▸ **Document extract**:
------------------------------------------------------------

Thanks for your help... I'll give it a go... but I think we might change the
format of the document.

Regards

DC

"Earl Kiosterud" wrote:

> Dave,
>
> It won't affect printing at all.  It will run automatically before the print
> takes place, and will calculate and put page numbers in a cell in each page
> of the sheet.
>
> The following macro isn't complete.  It should be put in a regular module
> and gotten working as you want it before you put it in Before_Print for
> automatic firing.  It will put page numbers in the upper left corner cell of
> each page, left pages only.  If the worksheet is wider than one page, it
> won't do them yet.
>
> Sub pagenumbers()

------------------------------------------------------------

▸ **Record extracts**:
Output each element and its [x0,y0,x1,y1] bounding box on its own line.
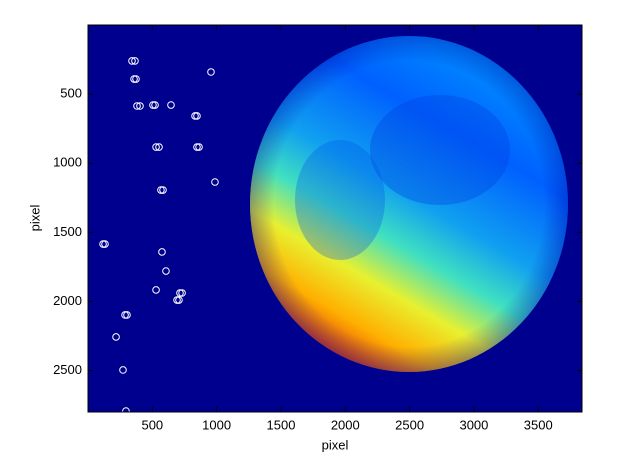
point [149,101,157,109]
x-tick-label: 500 [141,417,163,432]
x-tick-label: 1000 [202,417,231,432]
point [195,143,203,151]
point [157,186,165,194]
point [112,333,120,341]
point [173,296,181,304]
point [122,407,130,412]
point [151,101,159,109]
point [99,240,107,248]
point [193,143,201,151]
x-tick-label: 2500 [395,417,424,432]
point [158,248,166,256]
y-tick-label: 2000 [53,293,82,308]
point [132,75,140,83]
point [121,311,129,319]
x-tick-label: 1500 [267,417,296,432]
point [175,296,183,304]
point [128,57,136,65]
x-axis-label: pixel [322,437,349,452]
y-tick-label: 2500 [53,362,82,377]
point [211,178,219,186]
point [162,267,170,275]
point [207,68,215,76]
point [152,286,160,294]
point [136,102,144,110]
point [131,57,139,65]
moon-rim [250,36,568,372]
point [133,102,141,110]
x-tick-label: 3000 [459,417,488,432]
x-tick-label: 3500 [524,417,553,432]
point [123,311,131,319]
y-tick-label: 1000 [53,155,82,170]
point [191,112,199,120]
point [176,289,184,297]
y-axis-label: pixel [27,205,42,232]
points [99,57,219,412]
y-tick-label: 500 [60,86,82,101]
y-tick-label: 1500 [53,224,82,239]
x-tick-label: 2000 [331,417,360,432]
point [152,143,160,151]
point [155,143,163,151]
point [101,240,109,248]
point [167,101,175,109]
moon-image [250,36,568,372]
point [130,75,138,83]
point [178,289,186,297]
point [193,112,201,120]
axes-frame [87,24,583,413]
point [119,366,127,374]
point [159,186,167,194]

------------------------------------------------------------

▸ **Required tasks**:
1 - From the thread about page numbering, reproduce the passage starting with "Thanks for your" and going on through "of the sheet.".
2 - In the thread about page numbering, where should the macro be put before it is placed in Before_Print?

▸ **Final answers**:
1 -
Thanks for your help... I'll give it a go... but I think we might change the
format of the document.

Regards

DC

"Earl Kiosterud" wrote:

> Dave,
>
> It won't affect printing at all.  It will run automatically before the print
> takes place, and will calculate and put page numbers in a cell in each page
> of the sheet.

2 - In a regular module.